| Task input |
□ □ □

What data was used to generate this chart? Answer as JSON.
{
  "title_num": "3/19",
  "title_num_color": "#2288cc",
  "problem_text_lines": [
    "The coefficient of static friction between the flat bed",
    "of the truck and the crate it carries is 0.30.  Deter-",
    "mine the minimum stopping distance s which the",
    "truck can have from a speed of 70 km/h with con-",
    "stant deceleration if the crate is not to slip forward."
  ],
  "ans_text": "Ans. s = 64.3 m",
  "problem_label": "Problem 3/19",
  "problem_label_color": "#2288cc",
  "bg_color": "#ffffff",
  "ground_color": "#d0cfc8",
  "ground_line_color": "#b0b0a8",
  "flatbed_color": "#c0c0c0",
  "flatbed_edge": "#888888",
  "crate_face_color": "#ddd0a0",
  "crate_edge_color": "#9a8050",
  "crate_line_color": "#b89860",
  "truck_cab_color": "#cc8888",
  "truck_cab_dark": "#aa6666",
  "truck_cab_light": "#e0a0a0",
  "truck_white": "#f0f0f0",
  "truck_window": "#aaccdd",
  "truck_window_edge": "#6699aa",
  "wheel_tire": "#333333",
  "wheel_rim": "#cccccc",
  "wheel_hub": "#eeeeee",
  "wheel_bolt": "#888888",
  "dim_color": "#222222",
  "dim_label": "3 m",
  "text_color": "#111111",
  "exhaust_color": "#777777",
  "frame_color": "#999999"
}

□ □ □

Output the entries exactly.

| Reply |
What data was used to generate this chart? Answer as JSON.
{
  "title_num": "3/19",
  "title_num_color": "#2288cc",
  "problem_text_lines": [
    "The coefficient of static friction between the flat bed",
    "of the truck and the crate it carries is 0.30.  Deter-",
    "mine the minimum stopping distance s which the",
    "truck can have from a speed of 70 km/h with con-",
    "stant deceleration if the crate is not to slip forward."
  ],
  "ans_text": "Ans. s = 64.3 m",
  "problem_label": "Problem 3/19",
  "problem_label_color": "#2288cc",
  "bg_color": "#ffffff",
  "ground_color": "#d0cfc8",
  "ground_line_color": "#b0b0a8",
  "flatbed_color": "#c0c0c0",
  "flatbed_edge": "#888888",
  "crate_face_color": "#ddd0a0",
  "crate_edge_color": "#9a8050",
  "crate_line_color": "#b89860",
  "truck_cab_color": "#cc8888",
  "truck_cab_dark": "#aa6666",
  "truck_cab_light": "#e0a0a0",
  "truck_white": "#f0f0f0",
  "truck_window": "#aaccdd",
  "truck_window_edge": "#6699aa",
  "wheel_tire": "#333333",
  "wheel_rim": "#cccccc",
  "wheel_hub": "#eeeeee",
  "wheel_bolt": "#888888",
  "dim_color": "#222222",
  "dim_label": "3 m",
  "text_color": "#111111",
  "exhaust_color": "#777777",
  "frame_color": "#999999"
}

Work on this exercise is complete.